ИСХОДНЫЙ ОТРЫВОК =>

== == ==

Разумеется, это – не реальный человек. Реальности в ней не больше, чем у красоток из модного журнала. Если бы автор меньше почитал героиню, он бы ее лучше описал. Несомненно, мистер Аллен достаточно долго жил, чтобы знать, что у реальных женщин не бывает непорочных душ и такой победительной красоты. Реальные женщины что-то едят и что-то выделяют; у них тонкие чувства и сложные мысли; что же до их душ, то и на самой чистой есть какие-нибудь пятнышки. Как он отыскал свою чудовищную Эрминию{209}? Во всяком случае, не наблюдая и не вдумываясь. На наш взгляд, это гипсовый слепок „чистой, сияющей женственности“ с какой-то идеей вместо души, словом – механизм, который должен довести сентиментальный замысел до логического завершения. Алан, ее возлюбленный, – идеальный ханжа, по-своему простодушный, из самого прекрасного теста, – того, из которого и пекут героев чтива. Ее отец, настоятель, – расхожий образ милого, но ограниченного священника из современной комедии. Откуда взялась Этель Уотертон, мы не знаем; это просто „пресная блондинка с шоколадной коробки“. Долорес, которую автор не бранит и не хвалит, вышла лучше всего, видимо – по этой самой причине.
Книга претендует на исключительную жизненность; мало того, нам предлагают догадаться, что в ней – нравственный вызов. Так ли это? Проблемы брака касаются живых людей, а незаконные отпрыски гипсовых статуй не больше беспокоят нашу нравственность, чем зачатие Семелы или рождение Минотавра. В проблемных романах без правды не обойдешься. А чтобы правдиво описать отношения полов, нужен Жан-Поль Рихтер{210} или Джордж Мередит, одного желания тут мало.

== == ==

БЛОК ДАННЫХ =>
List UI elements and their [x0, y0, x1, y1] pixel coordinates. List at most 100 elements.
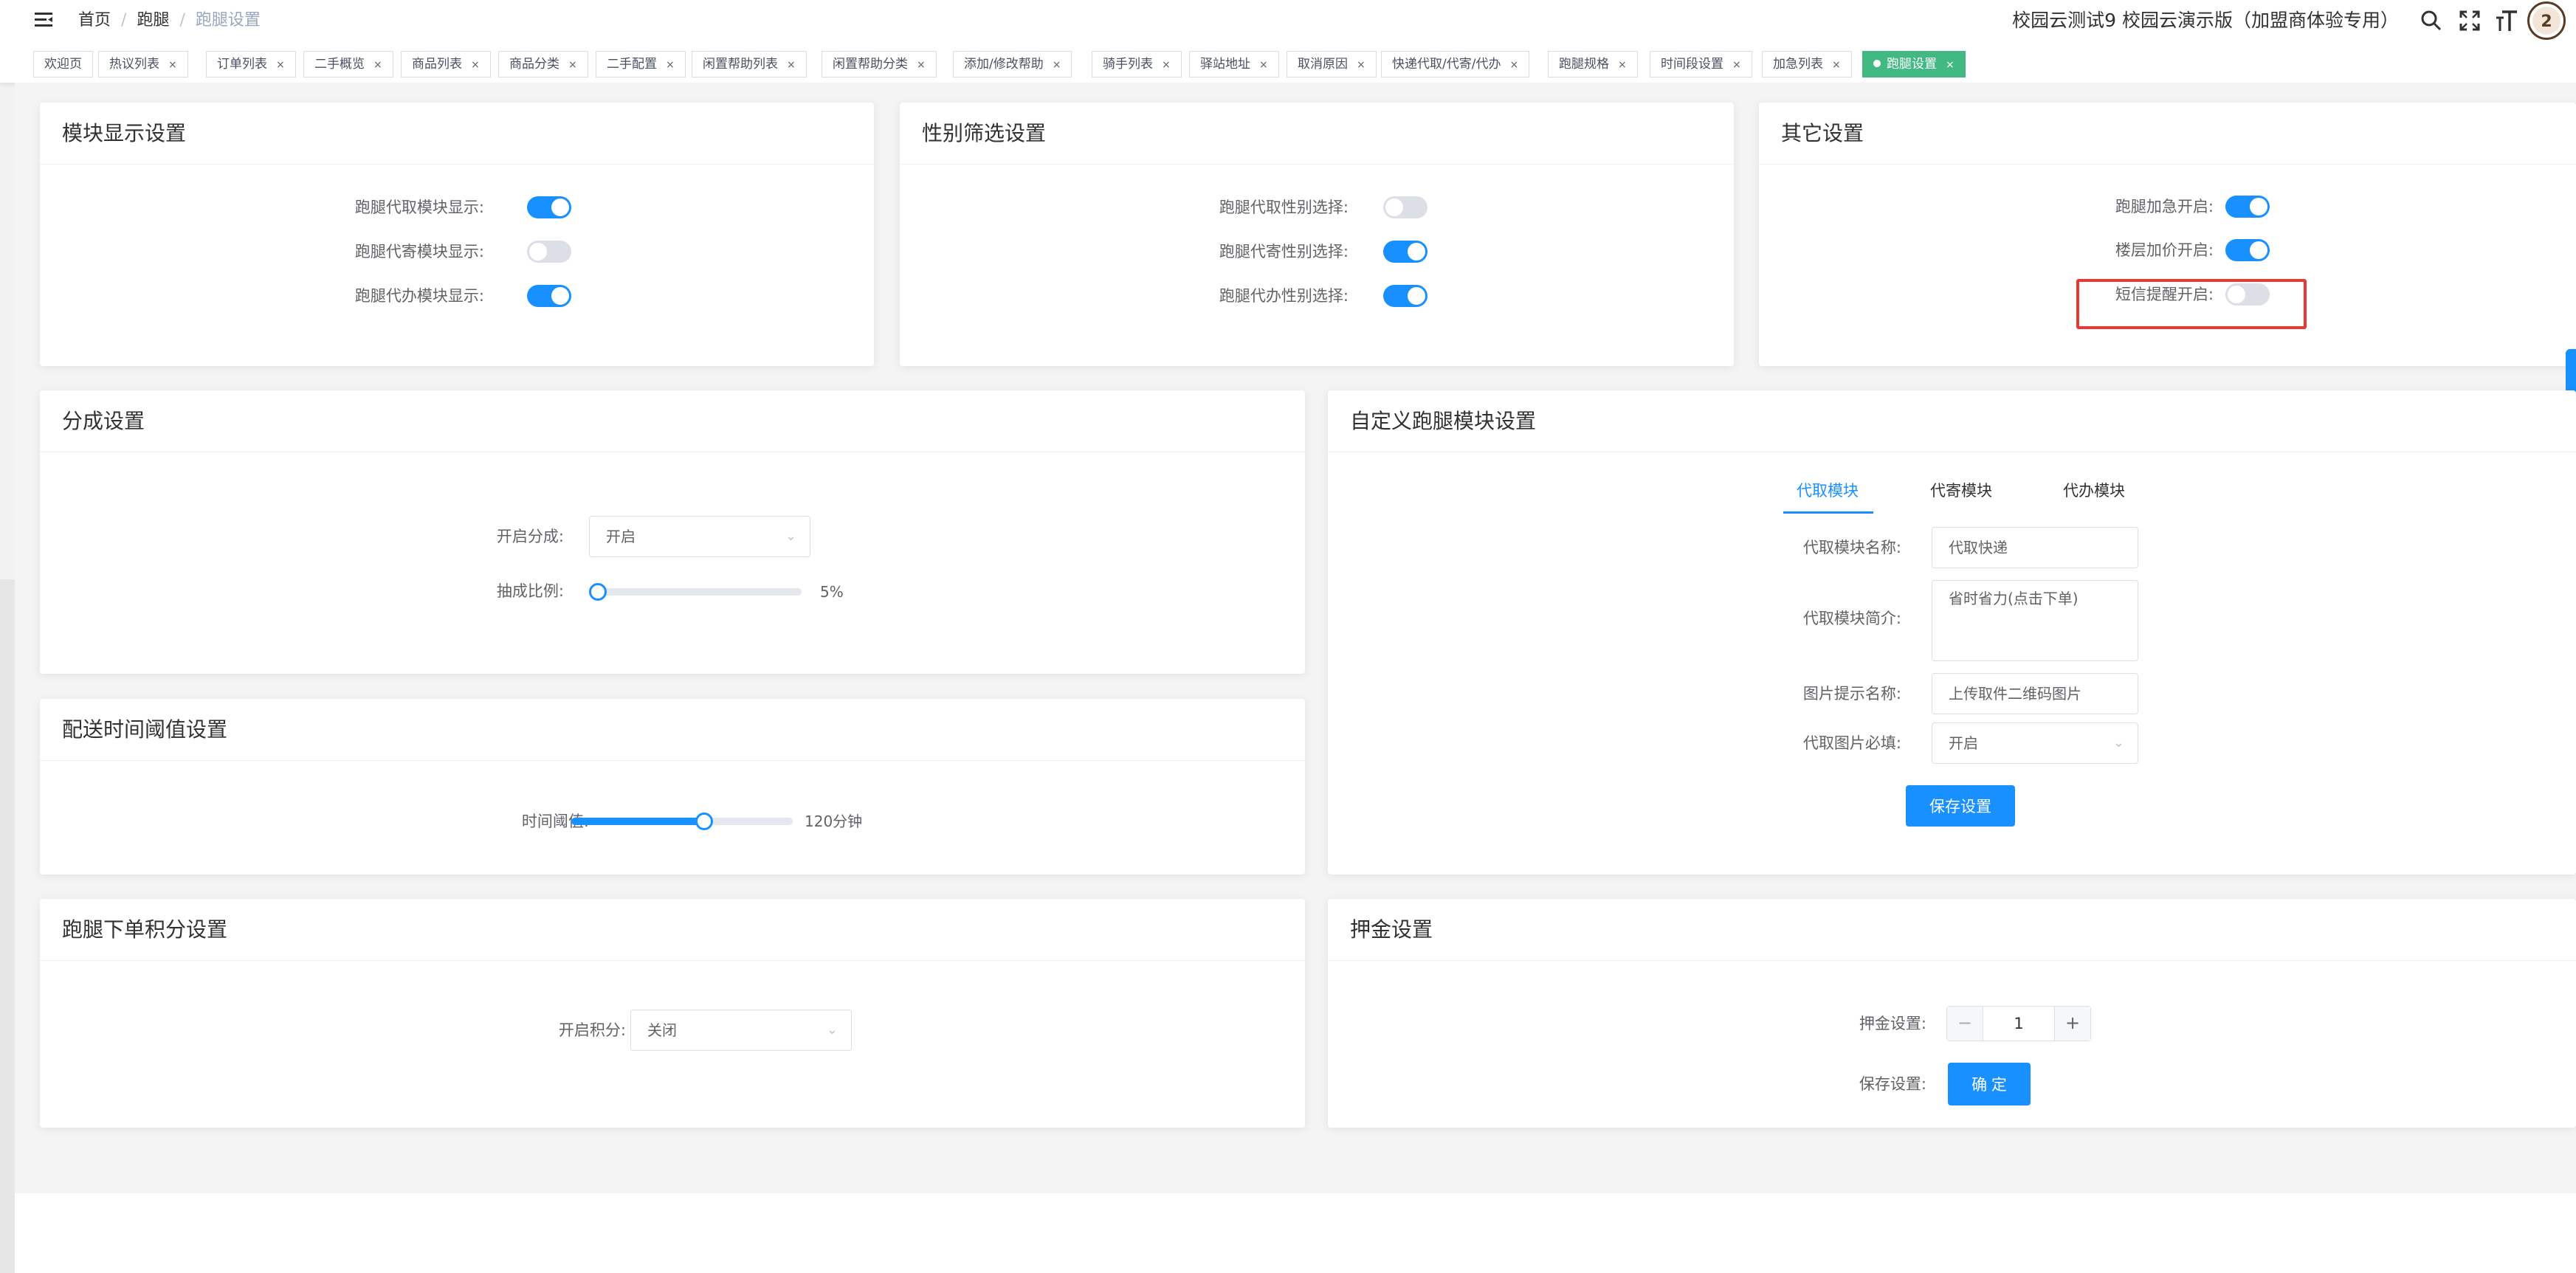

== == ==

ЗАДАНИЕ A => Согласуются ли с исходным отрывком три утверждения? (i) Отец Эрминии — настоятель. (ii) Автору отрывка известно, откуда взялась Этель Уотертон. (iii) Долорес автор книги бранит. На каждое ответьте «да» или «нет» и дословно приведите решающие слова отрывка.
ЗАДАНИЕ B => Продолжите исходный отрывок о романе с героиней Эрминией, начав сразу после его последнего предложения.

РЕЗУЛЬТАТ ВЫПОЛНЕНИЯ A =>
(i) Да: «Ее отец, настоятель, – расхожий образ милого, но ограниченного священника из современной комедии».
(ii) Нет: «Откуда взялась Этель Уотертон, мы не знаем».
(iii) Нет: «Долорес, которую автор не бранит и не хвалит, вышла лучше всего».

РЕЗУЛЬТАТ ВЫПОЛНЕНИЯ B =>
Что же проповедует Евангелие от Гранта Аллена (который знает, разумеется, что жизнь – это огромное поле брани)? Женскую эмансипацию. Автор не предлагает избавить женщин от косности, черствости, полового невежества, сексуальной дикости – подлинных причин той беды, которая постигает отверженных и обездоленных. Нет, он хочет освободить их от моногамии, этой единственной узды здоровых мужских желаний. Он предлагает отменить совместную жизнь, отменить семью, школу человеческой нежности, и за счет государства поддерживать женщин, которые решат родить ребенка. Мы должны стать найденышами, и лишь самый пытливый из нас узнает имя собственного отца. Я думаю, мистер Аллен догадывается, что и потребность в любви, и потребность в детях отнюдь не так уж велики у многих, самых лучших женщин. На тех условиях, о которых он мечтает, рожать будут распутные истерички. Почему он предлагает именно так умножать человечество, остается тайной. Нам то и дело попадаются прекрасные рассуждения о Правде и о Свободе, но даже сочувственный рецензент не отыщет оснований для предлагаемых автором идей. Союз, основанный на совместной жизни и охраняемый ревностью – в браке ли, без брака, – останется естественным уделом среднего человека, как и тигра или орла.
Хотим мы поспорить и со стилем этой книги. Если бы мистер Аллен и впрямь заботился о красоте и правде, если бы он и впрямь любил свою Эрминию, неужели он бы стал описывать ее таким языком? Для респектабельных же идиотов, которых он отождествляет с английским народом, у него находятся определения „простой“, „шаблонный“, „косный“, „низкий“. Что ж, каждое из них вполне соответствует палитре, которую он счел достойной своей героини».
И далее в том же духе. Лет через двадцать, когда я написал «Страстных друзей», меня самого примерно так же обличало молодое поколение в лице Ребекки Уэст, но я не смог убедить себя, что заслужил это в той же мере, как Грант Аллен.
Что до него, он вел себя превосходно. Он написал мне милое письмо, просил заехать и поговорить. Однажды, в воскресенье, пройдя пешком от станции Хейзлмир, я позавтракал с ним у него в Хиндхеде, который в те годы был затерян в бескрайних зарослях черного, лилового, золотистого вереска. Была там харчевня под названием «Хижина» и десяток скрытых деревьями домиков. Здесь жил когда-то Тиндейл{211}, неподалеку поселился Конан Дойл, снимал домик и Ричард Ле Гальенн{212}; до легковых авто и всеобщей тяги в пригород оставалось лет десять. После завтрака заглянул к нам Ле Гальенн. В доме гостила его сестра с мужем, актером Джеймсом Уэлшем. Мы сидели в шезлонгах под соснами до самого вечера.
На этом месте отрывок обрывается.